• EXERCISE REQUIREMENTS
A – From the text on common-sense knowledge bases, set down the passage starting with "Common sense knowledge" and going on through "chunk of it can.".
B – In the records, switch "Inside Diameter" to "Inner Diameter" in the lines starting with the line with "Output each element" and going on through the line with "cell-line-resistance: .12 lb", and leave all else unchanged. Give back only those lines.

• TEXT EXCERPT
↓↓↓

Thoughts On: Common-Sense Knowledge Bases

Motivation
Open Mind and ConceptNet
Divisi and AnalogySpace

# Motivation

Common sense knowledge like this goes into the creation of all usable software:

Most appointments on a calendar are during business hours.
People are unlikely to browse past the first 10 search results.
Buttons should look like buttons.

The problem is that we typically encode it by hand, baking it into the program logic instead of specifying it separately. That makes it hard to reason about and hard to adapt to new situations.

Below are some of the current techniques (that I know about) for encoding common sense information. It can't all be captured yet, but a big chunk of it can.

# Open Mind and ConceptNet

The Open Mind Common Sense Database is a web site that has been collecting common-sense assertions¹ about our world for many years now, in several languages. People can type assertions² such as “Carrots are orange” and the database will store that as a triple:

(‘carrot’, HasProperty, ‘orange’)

The left and right terms are Concepts and the middle term is a Relation. Not many relations are supported, but Open Mind knows about many concepts.

↑↑↑

• STORED RECORDS
↓↓↓

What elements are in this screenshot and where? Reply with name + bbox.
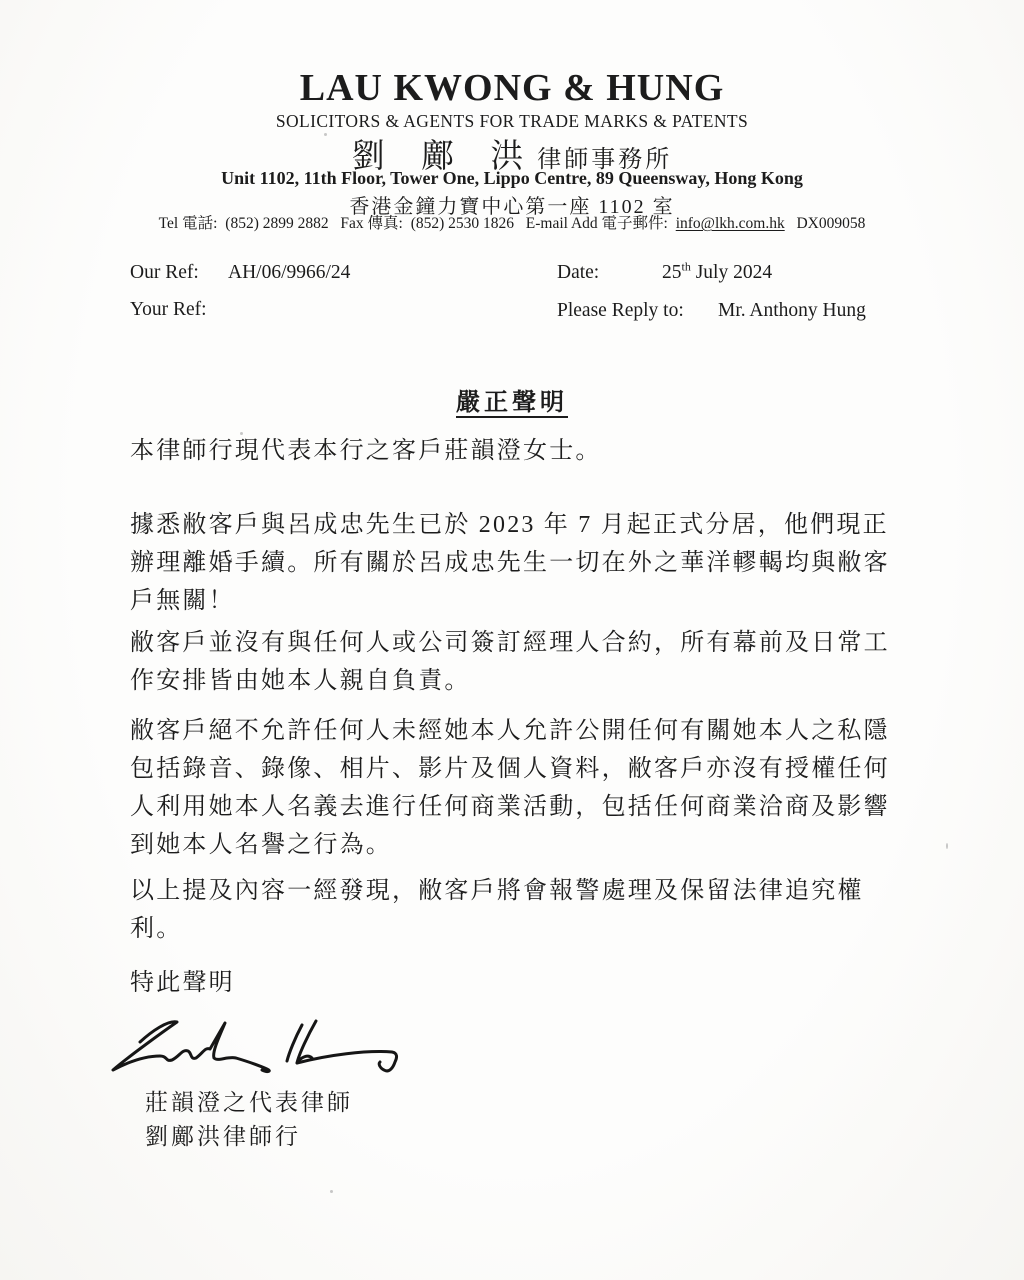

↑↑↑
↓↓↓

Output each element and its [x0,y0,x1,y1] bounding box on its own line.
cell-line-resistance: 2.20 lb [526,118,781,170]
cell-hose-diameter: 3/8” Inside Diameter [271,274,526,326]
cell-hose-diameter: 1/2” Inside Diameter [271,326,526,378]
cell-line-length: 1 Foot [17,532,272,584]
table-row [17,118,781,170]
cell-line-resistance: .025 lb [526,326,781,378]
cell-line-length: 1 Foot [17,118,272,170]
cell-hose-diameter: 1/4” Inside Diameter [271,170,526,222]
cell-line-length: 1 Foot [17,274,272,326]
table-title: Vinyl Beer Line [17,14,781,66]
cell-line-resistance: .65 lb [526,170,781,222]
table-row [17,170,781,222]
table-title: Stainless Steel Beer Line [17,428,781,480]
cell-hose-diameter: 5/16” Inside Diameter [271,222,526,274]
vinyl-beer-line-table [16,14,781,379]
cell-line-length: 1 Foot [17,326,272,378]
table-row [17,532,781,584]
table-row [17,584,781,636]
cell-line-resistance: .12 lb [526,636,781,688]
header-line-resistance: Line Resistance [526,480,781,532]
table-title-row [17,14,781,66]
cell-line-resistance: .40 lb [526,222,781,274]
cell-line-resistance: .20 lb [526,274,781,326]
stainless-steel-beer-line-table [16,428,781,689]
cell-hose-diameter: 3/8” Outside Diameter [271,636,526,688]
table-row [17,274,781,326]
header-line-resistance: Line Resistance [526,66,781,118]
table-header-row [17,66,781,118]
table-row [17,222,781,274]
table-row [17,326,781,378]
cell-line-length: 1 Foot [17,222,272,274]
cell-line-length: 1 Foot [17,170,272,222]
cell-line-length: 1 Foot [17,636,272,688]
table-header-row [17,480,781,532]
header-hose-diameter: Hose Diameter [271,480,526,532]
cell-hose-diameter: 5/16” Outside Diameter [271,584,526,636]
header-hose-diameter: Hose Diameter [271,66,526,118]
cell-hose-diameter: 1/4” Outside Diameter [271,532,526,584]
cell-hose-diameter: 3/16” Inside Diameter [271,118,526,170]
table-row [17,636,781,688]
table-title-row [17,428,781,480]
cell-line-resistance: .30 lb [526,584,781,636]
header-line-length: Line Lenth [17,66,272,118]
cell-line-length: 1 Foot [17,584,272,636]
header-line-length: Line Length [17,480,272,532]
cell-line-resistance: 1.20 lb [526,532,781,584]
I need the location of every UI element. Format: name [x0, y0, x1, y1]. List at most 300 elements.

↑↑↑

• TASK-BY-TASK ANSWERS
A –
Common sense knowledge like this goes into the creation of all usable software:

Most appointments on a calendar are during business hours.
People are unlikely to browse past the first 10 search results.
Buttons should look like buttons.

The problem is that we typically encode it by hand, baking it into the program logic instead of specifying it separately. That makes it hard to reason about and hard to adapt to new situations.

Below are some of the current techniques (that I know about) for encoding common sense information. It can't all be captured yet, but a big chunk of it can.

B –
Output each element and its [x0,y0,x1,y1] bounding box on its own line.
cell-line-resistance: 2.20 lb [526,118,781,170]
cell-hose-diameter: 3/8” Inner Diameter [271,274,526,326]
cell-hose-diameter: 1/2” Inner Diameter [271,326,526,378]
cell-line-length: 1 Foot [17,532,272,584]
table-row [17,118,781,170]
cell-line-resistance: .025 lb [526,326,781,378]
cell-line-length: 1 Foot [17,118,272,170]
cell-hose-diameter: 1/4” Inner Diameter [271,170,526,222]
cell-line-length: 1 Foot [17,274,272,326]
table-title: Vinyl Beer Line [17,14,781,66]
cell-line-resistance: .65 lb [526,170,781,222]
table-row [17,170,781,222]
table-title: Stainless Steel Beer Line [17,428,781,480]
cell-hose-diameter: 5/16” Inner Diameter [271,222,526,274]
vinyl-beer-line-table [16,14,781,379]
cell-line-length: 1 Foot [17,326,272,378]
table-row [17,532,781,584]
table-row [17,584,781,636]
cell-line-resistance: .12 lb [526,636,781,688]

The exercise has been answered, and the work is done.